▶ [DATA EXCERPTS]
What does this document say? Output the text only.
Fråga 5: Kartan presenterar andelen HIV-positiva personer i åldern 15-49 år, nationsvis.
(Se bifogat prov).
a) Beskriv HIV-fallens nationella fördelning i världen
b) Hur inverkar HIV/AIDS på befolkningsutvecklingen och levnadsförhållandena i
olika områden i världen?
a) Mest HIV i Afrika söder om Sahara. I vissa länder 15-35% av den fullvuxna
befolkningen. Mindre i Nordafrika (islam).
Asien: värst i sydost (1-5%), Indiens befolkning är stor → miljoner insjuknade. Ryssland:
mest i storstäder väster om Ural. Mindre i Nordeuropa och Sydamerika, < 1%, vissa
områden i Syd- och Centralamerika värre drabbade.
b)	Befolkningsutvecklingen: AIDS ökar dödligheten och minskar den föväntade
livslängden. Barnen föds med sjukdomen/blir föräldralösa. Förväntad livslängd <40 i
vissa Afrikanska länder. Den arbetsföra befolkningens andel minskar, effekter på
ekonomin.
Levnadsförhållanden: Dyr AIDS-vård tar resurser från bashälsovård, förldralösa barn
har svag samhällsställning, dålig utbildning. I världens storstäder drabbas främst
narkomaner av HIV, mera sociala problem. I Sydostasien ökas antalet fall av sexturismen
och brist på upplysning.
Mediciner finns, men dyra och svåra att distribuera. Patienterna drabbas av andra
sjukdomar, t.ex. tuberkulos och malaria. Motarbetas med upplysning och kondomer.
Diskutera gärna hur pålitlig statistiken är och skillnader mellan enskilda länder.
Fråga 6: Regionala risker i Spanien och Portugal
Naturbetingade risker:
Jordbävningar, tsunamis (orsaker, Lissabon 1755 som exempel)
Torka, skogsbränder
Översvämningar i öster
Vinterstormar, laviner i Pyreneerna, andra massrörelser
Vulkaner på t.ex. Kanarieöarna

▶ [THE EXERCISE]
Extract the full listing above without alteration.

▶ [THE COMPLETED TASK]
What does this document say? Output the text only.
Fråga 5: Kartan presenterar andelen HIV-positiva personer i åldern 15-49 år, nationsvis.
(Se bifogat prov).
a) Beskriv HIV-fallens nationella fördelning i världen
b) Hur inverkar HIV/AIDS på befolkningsutvecklingen och levnadsförhållandena i
olika områden i världen?
a) Mest HIV i Afrika söder om Sahara. I vissa länder 15-35% av den fullvuxna
befolkningen. Mindre i Nordafrika (islam).
Asien: värst i sydost (1-5%), Indiens befolkning är stor → miljoner insjuknade. Ryssland:
mest i storstäder väster om Ural. Mindre i Nordeuropa och Sydamerika, < 1%, vissa
områden i Syd- och Centralamerika värre drabbade.
b)	Befolkningsutvecklingen: AIDS ökar dödligheten och minskar den föväntade
livslängden. Barnen föds med sjukdomen/blir föräldralösa. Förväntad livslängd <40 i
vissa Afrikanska länder. Den arbetsföra befolkningens andel minskar, effekter på
ekonomin.
Levnadsförhållanden: Dyr AIDS-vård tar resurser från bashälsovård, förldralösa barn
har svag samhällsställning, dålig utbildning. I världens storstäder drabbas främst
narkomaner av HIV, mera sociala problem. I Sydostasien ökas antalet fall av sexturismen
och brist på upplysning.
Mediciner finns, men dyra och svåra att distribuera. Patienterna drabbas av andra
sjukdomar, t.ex. tuberkulos och malaria. Motarbetas med upplysning och kondomer.
Diskutera gärna hur pålitlig statistiken är och skillnader mellan enskilda länder.
Fråga 6: Regionala risker i Spanien och Portugal
Naturbetingade risker:
Jordbävningar, tsunamis (orsaker, Lissabon 1755 som exempel)
Torka, skogsbränder
Översvämningar i öster
Vinterstormar, laviner i Pyreneerna, andra massrörelser
Vulkaner på t.ex. Kanarieöarna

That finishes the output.